▸ Given instruction: Reproduce the data that follows in its entirety, character for character.

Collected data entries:
────────────────────────────────────────
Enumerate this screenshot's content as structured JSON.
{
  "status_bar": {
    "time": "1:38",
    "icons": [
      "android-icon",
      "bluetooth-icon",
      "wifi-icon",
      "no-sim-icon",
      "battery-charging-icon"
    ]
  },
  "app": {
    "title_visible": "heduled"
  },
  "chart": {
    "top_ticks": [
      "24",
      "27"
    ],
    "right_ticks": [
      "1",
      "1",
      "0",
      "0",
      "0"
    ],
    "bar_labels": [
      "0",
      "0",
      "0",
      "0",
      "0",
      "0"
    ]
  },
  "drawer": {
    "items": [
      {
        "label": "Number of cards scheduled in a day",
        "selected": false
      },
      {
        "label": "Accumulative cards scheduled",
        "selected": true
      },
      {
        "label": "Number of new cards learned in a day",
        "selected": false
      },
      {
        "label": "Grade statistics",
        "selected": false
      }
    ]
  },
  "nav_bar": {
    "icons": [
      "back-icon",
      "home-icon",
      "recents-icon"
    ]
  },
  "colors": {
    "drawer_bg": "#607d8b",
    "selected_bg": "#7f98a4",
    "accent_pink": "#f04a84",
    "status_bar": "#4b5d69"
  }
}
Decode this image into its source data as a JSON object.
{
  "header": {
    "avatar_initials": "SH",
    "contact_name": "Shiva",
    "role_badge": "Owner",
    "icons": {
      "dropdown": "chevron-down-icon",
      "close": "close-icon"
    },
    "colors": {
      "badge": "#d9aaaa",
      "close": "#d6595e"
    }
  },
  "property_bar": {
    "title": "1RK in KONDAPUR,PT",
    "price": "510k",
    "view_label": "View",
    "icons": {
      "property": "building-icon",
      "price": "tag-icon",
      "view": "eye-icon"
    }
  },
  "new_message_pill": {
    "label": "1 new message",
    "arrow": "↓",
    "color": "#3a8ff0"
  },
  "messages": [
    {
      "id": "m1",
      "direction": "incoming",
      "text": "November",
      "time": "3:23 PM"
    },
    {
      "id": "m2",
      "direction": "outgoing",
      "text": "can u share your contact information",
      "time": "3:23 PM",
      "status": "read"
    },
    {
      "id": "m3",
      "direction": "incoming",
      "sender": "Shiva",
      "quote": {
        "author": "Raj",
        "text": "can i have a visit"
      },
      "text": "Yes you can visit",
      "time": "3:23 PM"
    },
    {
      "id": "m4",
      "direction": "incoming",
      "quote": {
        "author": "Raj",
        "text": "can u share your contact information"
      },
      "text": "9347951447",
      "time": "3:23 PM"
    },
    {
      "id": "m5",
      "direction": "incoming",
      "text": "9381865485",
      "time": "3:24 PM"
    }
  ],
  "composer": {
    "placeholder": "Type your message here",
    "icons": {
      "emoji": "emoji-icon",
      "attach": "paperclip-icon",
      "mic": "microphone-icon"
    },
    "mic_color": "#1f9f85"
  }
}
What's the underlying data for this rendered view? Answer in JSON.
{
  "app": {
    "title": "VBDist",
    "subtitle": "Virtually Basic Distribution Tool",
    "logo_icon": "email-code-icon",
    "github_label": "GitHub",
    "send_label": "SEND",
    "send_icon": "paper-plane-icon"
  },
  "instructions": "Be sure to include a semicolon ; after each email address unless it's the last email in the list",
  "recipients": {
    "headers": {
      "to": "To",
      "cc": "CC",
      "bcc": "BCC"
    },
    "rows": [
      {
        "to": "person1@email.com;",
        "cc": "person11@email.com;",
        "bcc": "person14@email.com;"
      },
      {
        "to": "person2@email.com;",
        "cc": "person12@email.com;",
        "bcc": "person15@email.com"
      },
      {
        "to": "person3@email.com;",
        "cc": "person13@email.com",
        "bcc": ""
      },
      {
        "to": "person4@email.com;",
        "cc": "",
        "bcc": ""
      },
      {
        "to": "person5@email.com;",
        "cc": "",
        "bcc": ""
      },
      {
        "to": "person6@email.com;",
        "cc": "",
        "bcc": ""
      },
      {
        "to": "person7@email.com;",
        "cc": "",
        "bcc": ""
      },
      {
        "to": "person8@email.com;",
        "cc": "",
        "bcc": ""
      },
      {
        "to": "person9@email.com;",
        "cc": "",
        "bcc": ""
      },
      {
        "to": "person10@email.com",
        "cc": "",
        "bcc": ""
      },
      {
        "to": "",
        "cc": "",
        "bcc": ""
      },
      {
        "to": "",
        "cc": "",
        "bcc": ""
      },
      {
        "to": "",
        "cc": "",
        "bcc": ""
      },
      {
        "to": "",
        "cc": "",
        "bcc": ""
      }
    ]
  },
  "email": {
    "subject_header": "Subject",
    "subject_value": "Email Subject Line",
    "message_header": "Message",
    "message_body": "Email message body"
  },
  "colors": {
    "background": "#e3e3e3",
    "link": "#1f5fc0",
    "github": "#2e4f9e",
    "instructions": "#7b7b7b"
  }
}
────────────────────────────────────────
▸ Solution to this task:
Enumerate this screenshot's content as structured JSON.
{
  "status_bar": {
    "time": "1:38",
    "icons": [
      "android-icon",
      "bluetooth-icon",
      "wifi-icon",
      "no-sim-icon",
      "battery-charging-icon"
    ]
  },
  "app": {
    "title_visible": "heduled"
  },
  "chart": {
    "top_ticks": [
      "24",
      "27"
    ],
    "right_ticks": [
      "1",
      "1",
      "0",
      "0",
      "0"
    ],
    "bar_labels": [
      "0",
      "0",
      "0",
      "0",
      "0",
      "0"
    ]
  },
  "drawer": {
    "items": [
      {
        "label": "Number of cards scheduled in a day",
        "selected": false
      },
      {
        "label": "Accumulative cards scheduled",
        "selected": true
      },
      {
        "label": "Number of new cards learned in a day",
        "selected": false
      },
      {
        "label": "Grade statistics",
        "selected": false
      }
    ]
  },
  "nav_bar": {
    "icons": [
      "back-icon",
      "home-icon",
      "recents-icon"
    ]
  },
  "colors": {
    "drawer_bg": "#607d8b",
    "selected_bg": "#7f98a4",
    "accent_pink": "#f04a84",
    "status_bar": "#4b5d69"
  }
}
Decode this image into its source data as a JSON object.
{
  "header": {
    "avatar_initials": "SH",
    "contact_name": "Shiva",
    "role_badge": "Owner",
    "icons": {
      "dropdown": "chevron-down-icon",
      "close": "close-icon"
    },
    "colors": {
      "badge": "#d9aaaa",
      "close": "#d6595e"
    }
  },
  "property_bar": {
    "title": "1RK in KONDAPUR,PT",
    "price": "510k",
    "view_label": "View",
    "icons": {
      "property": "building-icon",
      "price": "tag-icon",
      "view": "eye-icon"
    }
  },
  "new_message_pill": {
    "label": "1 new message",
    "arrow": "↓",
    "color": "#3a8ff0"
  },
  "messages": [
    {
      "id": "m1",
      "direction": "incoming",
      "text": "November",
      "time": "3:23 PM"
    },
    {
      "id": "m2",
      "direction": "outgoing",
      "text": "can u share your contact information",
      "time": "3:23 PM",
      "status": "read"
    },
    {
      "id": "m3",
      "direction": "incoming",
      "sender": "Shiva",
      "quote": {
        "author": "Raj",
        "text": "can i have a visit"
      },
      "text": "Yes you can visit",
      "time": "3:23 PM"
    },
    {
      "id": "m4",
      "direction": "incoming",
      "quote": {
        "author": "Raj",
        "text": "can u share your contact information"
      },
      "text": "9347951447",
      "time": "3:23 PM"
    },
    {
      "id": "m5",
      "direction": "incoming",
      "text": "9381865485",
      "time": "3:24 PM"
    }
  ],
  "composer": {
    "placeholder": "Type your message here",
    "icons": {
      "emoji": "emoji-icon",
      "attach": "paperclip-icon",
      "mic": "microphone-icon"
    },
    "mic_color": "#1f9f85"
  }
}
What's the underlying data for this rendered view? Answer in JSON.
{
  "app": {
    "title": "VBDist",
    "subtitle": "Virtually Basic Distribution Tool",
    "logo_icon": "email-code-icon",
    "github_label": "GitHub",
    "send_label": "SEND",
    "send_icon": "paper-plane-icon"
  },
  "instructions": "Be sure to include a semicolon ; after each email address unless it's the last email in the list",
  "recipients": {
    "headers": {
      "to": "To",
      "cc": "CC",
      "bcc": "BCC"
    },
    "rows": [
      {
        "to": "person1@email.com;",
        "cc": "person11@email.com;",
        "bcc": "person14@email.com;"
      },
      {
        "to": "person2@email.com;",
        "cc": "person12@email.com;",
        "bcc": "person15@email.com"
      },
      {
        "to": "person3@email.com;",
        "cc": "person13@email.com",
        "bcc": ""
      },
      {
        "to": "person4@email.com;",
        "cc": "",
        "bcc": ""
      },
      {
        "to": "person5@email.com;",
        "cc": "",
        "bcc": ""
      },
      {
        "to": "person6@email.com;",
        "cc": "",
        "bcc": ""
      },
      {
        "to": "person7@email.com;",
        "cc": "",
        "bcc": ""
      },
      {
        "to": "person8@email.com;",
        "cc": "",
        "bcc": ""
      },
      {
        "to": "person9@email.com;",
        "cc": "",
        "bcc": ""
      },
      {
        "to": "person10@email.com",
        "cc": "",
        "bcc": ""
      },
      {
        "to": "",
        "cc": "",
        "bcc": ""
      },
      {
        "to": "",
        "cc": "",
        "bcc": ""
      },
      {
        "to": "",
        "cc": "",
        "bcc": ""
      },
      {
        "to": "",
        "cc": "",
        "bcc": ""
      }
    ]
  },
  "email": {
    "subject_header": "Subject",
    "subject_value": "Email Subject Line",
    "message_header": "Message",
    "message_body": "Email message body"
  },
  "colors": {
    "background": "#e3e3e3",
    "link": "#1f5fc0",
    "github": "#2e4f9e",
    "instructions": "#7b7b7b"
  }
}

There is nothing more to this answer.